> Written exercise
Exact repetition of every entry is required.

──────── Input

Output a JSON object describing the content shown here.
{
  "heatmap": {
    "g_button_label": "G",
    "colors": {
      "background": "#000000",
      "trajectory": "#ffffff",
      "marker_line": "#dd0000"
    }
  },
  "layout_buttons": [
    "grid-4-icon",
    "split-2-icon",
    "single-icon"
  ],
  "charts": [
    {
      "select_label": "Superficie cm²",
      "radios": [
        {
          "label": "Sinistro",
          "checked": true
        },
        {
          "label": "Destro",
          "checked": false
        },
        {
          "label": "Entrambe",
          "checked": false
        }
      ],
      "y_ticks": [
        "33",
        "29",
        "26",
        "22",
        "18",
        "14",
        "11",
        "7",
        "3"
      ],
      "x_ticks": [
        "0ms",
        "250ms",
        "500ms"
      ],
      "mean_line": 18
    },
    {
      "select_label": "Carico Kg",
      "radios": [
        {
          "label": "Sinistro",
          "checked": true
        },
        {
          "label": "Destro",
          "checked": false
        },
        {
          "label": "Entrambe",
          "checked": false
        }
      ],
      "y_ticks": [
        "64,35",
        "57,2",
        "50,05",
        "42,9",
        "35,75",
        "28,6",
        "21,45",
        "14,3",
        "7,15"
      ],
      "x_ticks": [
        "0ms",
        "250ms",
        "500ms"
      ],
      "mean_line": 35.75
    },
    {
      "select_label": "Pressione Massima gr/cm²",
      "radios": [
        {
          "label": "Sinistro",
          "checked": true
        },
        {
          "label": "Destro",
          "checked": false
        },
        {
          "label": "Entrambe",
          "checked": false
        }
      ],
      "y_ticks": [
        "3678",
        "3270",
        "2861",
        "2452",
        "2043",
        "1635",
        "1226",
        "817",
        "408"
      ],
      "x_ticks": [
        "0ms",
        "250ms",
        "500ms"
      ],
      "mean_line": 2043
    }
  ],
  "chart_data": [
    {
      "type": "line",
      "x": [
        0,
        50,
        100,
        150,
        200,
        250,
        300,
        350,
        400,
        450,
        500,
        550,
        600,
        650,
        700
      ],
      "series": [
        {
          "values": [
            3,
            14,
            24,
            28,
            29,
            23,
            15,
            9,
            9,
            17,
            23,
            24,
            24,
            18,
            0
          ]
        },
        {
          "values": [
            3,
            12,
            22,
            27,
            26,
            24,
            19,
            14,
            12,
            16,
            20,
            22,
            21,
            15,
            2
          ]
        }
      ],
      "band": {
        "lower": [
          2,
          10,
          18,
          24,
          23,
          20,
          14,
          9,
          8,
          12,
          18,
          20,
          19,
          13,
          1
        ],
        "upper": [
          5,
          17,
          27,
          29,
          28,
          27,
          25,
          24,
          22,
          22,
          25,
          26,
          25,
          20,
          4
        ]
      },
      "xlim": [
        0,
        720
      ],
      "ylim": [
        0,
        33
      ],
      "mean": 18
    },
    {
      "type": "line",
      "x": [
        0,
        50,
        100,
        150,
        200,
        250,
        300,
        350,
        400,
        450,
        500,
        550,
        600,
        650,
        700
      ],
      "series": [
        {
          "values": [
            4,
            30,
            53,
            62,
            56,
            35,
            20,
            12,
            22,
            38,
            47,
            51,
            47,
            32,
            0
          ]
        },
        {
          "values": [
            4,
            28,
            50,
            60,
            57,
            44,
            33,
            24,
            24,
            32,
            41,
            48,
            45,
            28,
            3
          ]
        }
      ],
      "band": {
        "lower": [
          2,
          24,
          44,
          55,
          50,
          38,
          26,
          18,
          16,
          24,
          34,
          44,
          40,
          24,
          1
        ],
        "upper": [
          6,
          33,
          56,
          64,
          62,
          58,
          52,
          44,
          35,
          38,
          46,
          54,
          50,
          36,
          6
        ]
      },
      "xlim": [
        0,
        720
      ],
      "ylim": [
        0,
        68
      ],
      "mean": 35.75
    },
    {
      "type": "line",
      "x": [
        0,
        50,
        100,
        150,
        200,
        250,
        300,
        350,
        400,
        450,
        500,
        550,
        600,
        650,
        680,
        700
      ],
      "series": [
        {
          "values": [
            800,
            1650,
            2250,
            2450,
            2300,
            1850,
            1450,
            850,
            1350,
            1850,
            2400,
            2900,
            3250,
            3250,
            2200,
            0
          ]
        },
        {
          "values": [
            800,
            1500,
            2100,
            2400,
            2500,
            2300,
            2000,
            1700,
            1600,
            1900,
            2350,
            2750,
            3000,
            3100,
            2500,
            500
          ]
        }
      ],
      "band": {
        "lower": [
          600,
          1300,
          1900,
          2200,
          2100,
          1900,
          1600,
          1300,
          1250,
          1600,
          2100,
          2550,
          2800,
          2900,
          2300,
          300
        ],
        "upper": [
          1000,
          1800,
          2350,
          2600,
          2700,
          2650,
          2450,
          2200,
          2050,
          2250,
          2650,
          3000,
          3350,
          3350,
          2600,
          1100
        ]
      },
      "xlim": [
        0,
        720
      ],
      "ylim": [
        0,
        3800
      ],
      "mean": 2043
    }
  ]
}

────────────────

> Problem solution
Output a JSON object describing the content shown here.
{
  "heatmap": {
    "g_button_label": "G",
    "colors": {
      "background": "#000000",
      "trajectory": "#ffffff",
      "marker_line": "#dd0000"
    }
  },
  "layout_buttons": [
    "grid-4-icon",
    "split-2-icon",
    "single-icon"
  ],
  "charts": [
    {
      "select_label": "Superficie cm²",
      "radios": [
        {
          "label": "Sinistro",
          "checked": true
        },
        {
          "label": "Destro",
          "checked": false
        },
        {
          "label": "Entrambe",
          "checked": false
        }
      ],
      "y_ticks": [
        "33",
        "29",
        "26",
        "22",
        "18",
        "14",
        "11",
        "7",
        "3"
      ],
      "x_ticks": [
        "0ms",
        "250ms",
        "500ms"
      ],
      "mean_line": 18
    },
    {
      "select_label": "Carico Kg",
      "radios": [
        {
          "label": "Sinistro",
          "checked": true
        },
        {
          "label": "Destro",
          "checked": false
        },
        {
          "label": "Entrambe",
          "checked": false
        }
      ],
      "y_ticks": [
        "64,35",
        "57,2",
        "50,05",
        "42,9",
        "35,75",
        "28,6",
        "21,45",
        "14,3",
        "7,15"
      ],
      "x_ticks": [
        "0ms",
        "250ms",
        "500ms"
      ],
      "mean_line": 35.75
    },
    {
      "select_label": "Pressione Massima gr/cm²",
      "radios": [
        {
          "label": "Sinistro",
          "checked": true
        },
        {
          "label": "Destro",
          "checked": false
        },
        {
          "label": "Entrambe",
          "checked": false
        }
      ],
      "y_ticks": [
        "3678",
        "3270",
        "2861",
        "2452",
        "2043",
        "1635",
        "1226",
        "817",
        "408"
      ],
      "x_ticks": [
        "0ms",
        "250ms",
        "500ms"
      ],
      "mean_line": 2043
    }
  ],
  "chart_data": [
    {
      "type": "line",
      "x": [
        0,
        50,
        100,
        150,
        200,
        250,
        300,
        350,
        400,
        450,
        500,
        550,
        600,
        650,
        700
      ],
      "series": [
        {
          "values": [
            3,
            14,
            24,
            28,
            29,
            23,
            15,
            9,
            9,
            17,
            23,
            24,
            24,
            18,
            0
          ]
        },
        {
          "values": [
            3,
            12,
            22,
            27,
            26,
            24,
            19,
            14,
            12,
            16,
            20,
            22,
            21,
            15,
            2
          ]
        }
      ],
      "band": {
        "lower": [
          2,
          10,
          18,
          24,
          23,
          20,
          14,
          9,
          8,
          12,
          18,
          20,
          19,
          13,
          1
        ],
        "upper": [
          5,
          17,
          27,
          29,
          28,
          27,
          25,
          24,
          22,
          22,
          25,
          26,
          25,
          20,
          4
        ]
      },
      "xlim": [
        0,
        720
      ],
      "ylim": [
        0,
        33
      ],
      "mean": 18
    },
    {
      "type": "line",
      "x": [
        0,
        50,
        100,
        150,
        200,
        250,
        300,
        350,
        400,
        450,
        500,
        550,
        600,
        650,
        700
      ],
      "series": [
        {
          "values": [
            4,
            30,
            53,
            62,
            56,
            35,
            20,
            12,
            22,
            38,
            47,
            51,
            47,
            32,
            0
          ]
        },
        {
          "values": [
            4,
            28,
            50,
            60,
            57,
            44,
            33,
            24,
            24,
            32,
            41,
            48,
            45,
            28,
            3
          ]
        }
      ],
      "band": {
        "lower": [
          2,
          24,
          44,
          55,
          50,
          38,
          26,
          18,
          16,
          24,
          34,
          44,
          40,
          24,
          1
        ],
        "upper": [
          6,
          33,
          56,
          64,
          62,
          58,
          52,
          44,
          35,
          38,
          46,
          54,
          50,
          36,
          6
        ]
      },
      "xlim": [
        0,
        720
      ],
      "ylim": [
        0,
        68
      ],
      "mean": 35.75
    },
    {
      "type": "line",
      "x": [
        0,
        50,
        100,
        150,
        200,
        250,
        300,
        350,
        400,
        450,
        500,
        550,
        600,
        650,
        680,
        700
      ],
      "series": [
        {
          "values": [
            800,
            1650,
            2250,
            2450,
            2300,
            1850,
            1450,
            850,
            1350,
            1850,
            2400,
            2900,
            3250,
            3250,
            2200,
            0
          ]
        },
        {
          "values": [
            800,
            1500,
            2100,
            2400,
            2500,
            2300,
            2000,
            1700,
            1600,
            1900,
            2350,
            2750,
            3000,
            3100,
            2500,
            500
          ]
        }
      ],
      "band": {
        "lower": [
          600,
          1300,
          1900,
          2200,
          2100,
          1900,
          1600,
          1300,
          1250,
          1600,
          2100,
          2550,
          2800,
          2900,
          2300,
          300
        ],
        "upper": [
          1000,
          1800,
          2350,
          2600,
          2700,
          2650,
          2450,
          2200,
          2050,
          2250,
          2650,
          3000,
          3350,
          3350,
          2600,
          1100
        ]
      },
      "xlim": [
        0,
        720
      ],
      "ylim": [
        0,
        3800
      ],
      "mean": 2043
    }
  ]
}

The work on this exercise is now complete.